— BEGIN Supplied entries —

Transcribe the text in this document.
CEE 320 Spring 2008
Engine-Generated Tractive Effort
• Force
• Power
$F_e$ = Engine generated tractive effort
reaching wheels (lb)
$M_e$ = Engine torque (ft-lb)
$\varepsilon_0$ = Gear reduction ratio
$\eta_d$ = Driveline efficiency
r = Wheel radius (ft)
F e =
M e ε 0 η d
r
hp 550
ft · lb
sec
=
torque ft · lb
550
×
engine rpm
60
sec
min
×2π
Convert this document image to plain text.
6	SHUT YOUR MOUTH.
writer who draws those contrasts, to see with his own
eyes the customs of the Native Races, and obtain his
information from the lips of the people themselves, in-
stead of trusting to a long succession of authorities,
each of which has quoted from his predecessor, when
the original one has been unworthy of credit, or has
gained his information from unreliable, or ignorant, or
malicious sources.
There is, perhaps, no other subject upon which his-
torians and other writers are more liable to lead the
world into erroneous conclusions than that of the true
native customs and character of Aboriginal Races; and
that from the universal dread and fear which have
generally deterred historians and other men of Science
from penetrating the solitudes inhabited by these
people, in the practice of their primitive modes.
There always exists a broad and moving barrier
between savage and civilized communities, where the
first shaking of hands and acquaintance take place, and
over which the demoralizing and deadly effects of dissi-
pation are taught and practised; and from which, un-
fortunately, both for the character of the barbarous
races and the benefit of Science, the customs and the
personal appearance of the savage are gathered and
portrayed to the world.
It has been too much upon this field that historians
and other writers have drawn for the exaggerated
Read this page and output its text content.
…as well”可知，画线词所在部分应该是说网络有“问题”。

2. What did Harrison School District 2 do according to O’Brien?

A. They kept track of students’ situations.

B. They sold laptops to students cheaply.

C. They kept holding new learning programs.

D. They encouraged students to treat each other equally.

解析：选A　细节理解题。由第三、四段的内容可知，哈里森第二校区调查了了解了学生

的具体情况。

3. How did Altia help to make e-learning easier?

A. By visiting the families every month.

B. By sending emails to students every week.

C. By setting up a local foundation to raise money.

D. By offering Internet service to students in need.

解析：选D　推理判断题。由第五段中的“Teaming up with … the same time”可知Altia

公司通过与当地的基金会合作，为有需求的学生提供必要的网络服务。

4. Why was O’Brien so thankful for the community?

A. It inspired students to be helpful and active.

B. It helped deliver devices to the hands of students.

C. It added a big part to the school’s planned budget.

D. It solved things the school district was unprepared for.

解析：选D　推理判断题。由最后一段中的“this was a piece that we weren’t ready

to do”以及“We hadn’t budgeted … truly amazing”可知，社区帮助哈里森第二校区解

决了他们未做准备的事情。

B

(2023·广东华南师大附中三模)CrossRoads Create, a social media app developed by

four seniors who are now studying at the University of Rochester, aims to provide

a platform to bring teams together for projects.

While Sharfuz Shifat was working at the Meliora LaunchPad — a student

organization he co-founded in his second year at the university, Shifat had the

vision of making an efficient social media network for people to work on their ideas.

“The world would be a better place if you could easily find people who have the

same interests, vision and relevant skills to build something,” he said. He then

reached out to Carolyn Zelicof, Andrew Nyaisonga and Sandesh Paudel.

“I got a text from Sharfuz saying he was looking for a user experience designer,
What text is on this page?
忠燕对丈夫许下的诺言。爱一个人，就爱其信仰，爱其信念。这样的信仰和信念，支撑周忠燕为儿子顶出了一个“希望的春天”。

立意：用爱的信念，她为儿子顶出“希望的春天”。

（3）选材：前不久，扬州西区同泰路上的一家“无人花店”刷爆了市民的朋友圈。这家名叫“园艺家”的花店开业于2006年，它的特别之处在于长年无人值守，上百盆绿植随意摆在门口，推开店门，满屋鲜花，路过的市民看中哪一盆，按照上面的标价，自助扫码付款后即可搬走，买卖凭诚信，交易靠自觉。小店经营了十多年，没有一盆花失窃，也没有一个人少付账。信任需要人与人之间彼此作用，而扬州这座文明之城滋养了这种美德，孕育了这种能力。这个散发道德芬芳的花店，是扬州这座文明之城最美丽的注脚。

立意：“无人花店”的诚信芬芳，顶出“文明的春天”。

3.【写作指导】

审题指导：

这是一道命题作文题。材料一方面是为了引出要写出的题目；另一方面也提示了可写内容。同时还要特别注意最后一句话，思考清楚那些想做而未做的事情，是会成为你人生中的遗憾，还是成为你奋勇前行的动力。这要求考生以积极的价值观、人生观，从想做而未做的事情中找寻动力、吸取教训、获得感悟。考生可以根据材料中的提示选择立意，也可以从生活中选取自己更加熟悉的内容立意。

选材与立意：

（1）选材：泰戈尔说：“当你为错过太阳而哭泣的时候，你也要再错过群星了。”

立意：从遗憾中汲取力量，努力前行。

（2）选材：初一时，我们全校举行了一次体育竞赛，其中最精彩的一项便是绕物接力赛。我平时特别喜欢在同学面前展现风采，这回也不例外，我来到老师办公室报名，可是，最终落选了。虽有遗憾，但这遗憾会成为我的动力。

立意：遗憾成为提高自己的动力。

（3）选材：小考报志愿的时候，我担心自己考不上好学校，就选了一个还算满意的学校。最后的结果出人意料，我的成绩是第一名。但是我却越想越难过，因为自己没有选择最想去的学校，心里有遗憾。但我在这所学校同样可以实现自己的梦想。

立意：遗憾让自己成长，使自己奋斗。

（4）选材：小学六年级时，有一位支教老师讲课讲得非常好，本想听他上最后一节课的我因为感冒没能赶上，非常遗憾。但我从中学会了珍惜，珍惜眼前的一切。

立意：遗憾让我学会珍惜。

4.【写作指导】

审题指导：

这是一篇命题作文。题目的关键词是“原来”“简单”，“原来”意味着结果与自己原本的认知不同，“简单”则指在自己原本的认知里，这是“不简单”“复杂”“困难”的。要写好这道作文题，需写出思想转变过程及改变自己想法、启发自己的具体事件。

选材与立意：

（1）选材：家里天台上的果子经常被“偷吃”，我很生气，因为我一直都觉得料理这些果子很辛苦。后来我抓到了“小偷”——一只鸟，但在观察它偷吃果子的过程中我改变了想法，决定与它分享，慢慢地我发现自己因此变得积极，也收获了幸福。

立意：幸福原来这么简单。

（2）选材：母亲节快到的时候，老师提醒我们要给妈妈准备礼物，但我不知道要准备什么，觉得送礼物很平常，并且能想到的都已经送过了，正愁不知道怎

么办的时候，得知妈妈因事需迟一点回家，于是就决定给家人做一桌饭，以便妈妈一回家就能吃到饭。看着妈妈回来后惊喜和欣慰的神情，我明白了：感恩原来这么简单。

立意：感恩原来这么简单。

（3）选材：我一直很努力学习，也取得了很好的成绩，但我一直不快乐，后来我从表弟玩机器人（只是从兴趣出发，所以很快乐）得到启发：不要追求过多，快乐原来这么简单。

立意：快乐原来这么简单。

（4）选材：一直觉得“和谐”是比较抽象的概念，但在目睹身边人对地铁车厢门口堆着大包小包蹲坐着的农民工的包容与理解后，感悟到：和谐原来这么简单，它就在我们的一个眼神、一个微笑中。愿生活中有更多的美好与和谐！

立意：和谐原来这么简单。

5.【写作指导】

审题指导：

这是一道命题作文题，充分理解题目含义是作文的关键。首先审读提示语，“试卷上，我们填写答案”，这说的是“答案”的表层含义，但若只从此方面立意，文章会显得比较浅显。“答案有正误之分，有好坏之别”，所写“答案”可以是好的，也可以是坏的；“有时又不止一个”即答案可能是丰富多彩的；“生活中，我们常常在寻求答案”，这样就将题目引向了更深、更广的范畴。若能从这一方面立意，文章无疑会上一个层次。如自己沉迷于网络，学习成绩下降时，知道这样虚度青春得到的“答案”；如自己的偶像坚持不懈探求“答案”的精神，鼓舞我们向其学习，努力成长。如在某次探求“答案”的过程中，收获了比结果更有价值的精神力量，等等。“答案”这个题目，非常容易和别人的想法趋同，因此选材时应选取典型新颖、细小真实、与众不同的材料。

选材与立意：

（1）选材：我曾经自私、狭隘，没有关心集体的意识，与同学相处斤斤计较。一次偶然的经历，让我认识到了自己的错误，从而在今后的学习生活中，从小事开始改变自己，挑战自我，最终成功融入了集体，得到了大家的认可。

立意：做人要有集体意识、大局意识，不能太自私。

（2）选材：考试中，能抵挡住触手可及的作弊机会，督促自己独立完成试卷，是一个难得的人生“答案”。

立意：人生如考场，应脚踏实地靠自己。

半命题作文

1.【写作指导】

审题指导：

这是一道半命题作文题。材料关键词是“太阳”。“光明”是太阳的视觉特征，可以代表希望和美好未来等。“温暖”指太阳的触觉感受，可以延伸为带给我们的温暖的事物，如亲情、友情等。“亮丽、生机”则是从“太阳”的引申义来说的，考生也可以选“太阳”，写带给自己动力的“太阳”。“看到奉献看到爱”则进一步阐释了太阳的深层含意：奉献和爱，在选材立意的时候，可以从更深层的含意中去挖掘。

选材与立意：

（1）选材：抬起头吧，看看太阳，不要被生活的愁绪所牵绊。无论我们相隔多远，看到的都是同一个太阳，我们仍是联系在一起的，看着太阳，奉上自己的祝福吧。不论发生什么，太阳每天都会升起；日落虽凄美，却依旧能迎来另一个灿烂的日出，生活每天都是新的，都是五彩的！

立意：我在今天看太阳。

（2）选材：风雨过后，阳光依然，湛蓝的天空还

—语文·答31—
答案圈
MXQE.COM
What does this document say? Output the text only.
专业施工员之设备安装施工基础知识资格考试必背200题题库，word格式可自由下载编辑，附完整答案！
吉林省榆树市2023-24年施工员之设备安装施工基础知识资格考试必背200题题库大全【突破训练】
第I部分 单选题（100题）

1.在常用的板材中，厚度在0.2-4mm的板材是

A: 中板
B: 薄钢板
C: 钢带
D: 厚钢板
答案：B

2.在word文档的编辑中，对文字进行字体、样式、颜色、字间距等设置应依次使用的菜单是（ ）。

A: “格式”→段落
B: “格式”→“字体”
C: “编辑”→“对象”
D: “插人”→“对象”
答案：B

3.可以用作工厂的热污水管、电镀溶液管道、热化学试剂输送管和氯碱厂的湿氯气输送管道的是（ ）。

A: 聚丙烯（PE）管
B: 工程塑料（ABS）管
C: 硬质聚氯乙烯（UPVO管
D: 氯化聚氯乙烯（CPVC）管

— END Supplied entries —

Say, as a single number and nothing more, how many lines of the entries contain the word "和谐原来这么简单".

* [Answer for the task]
2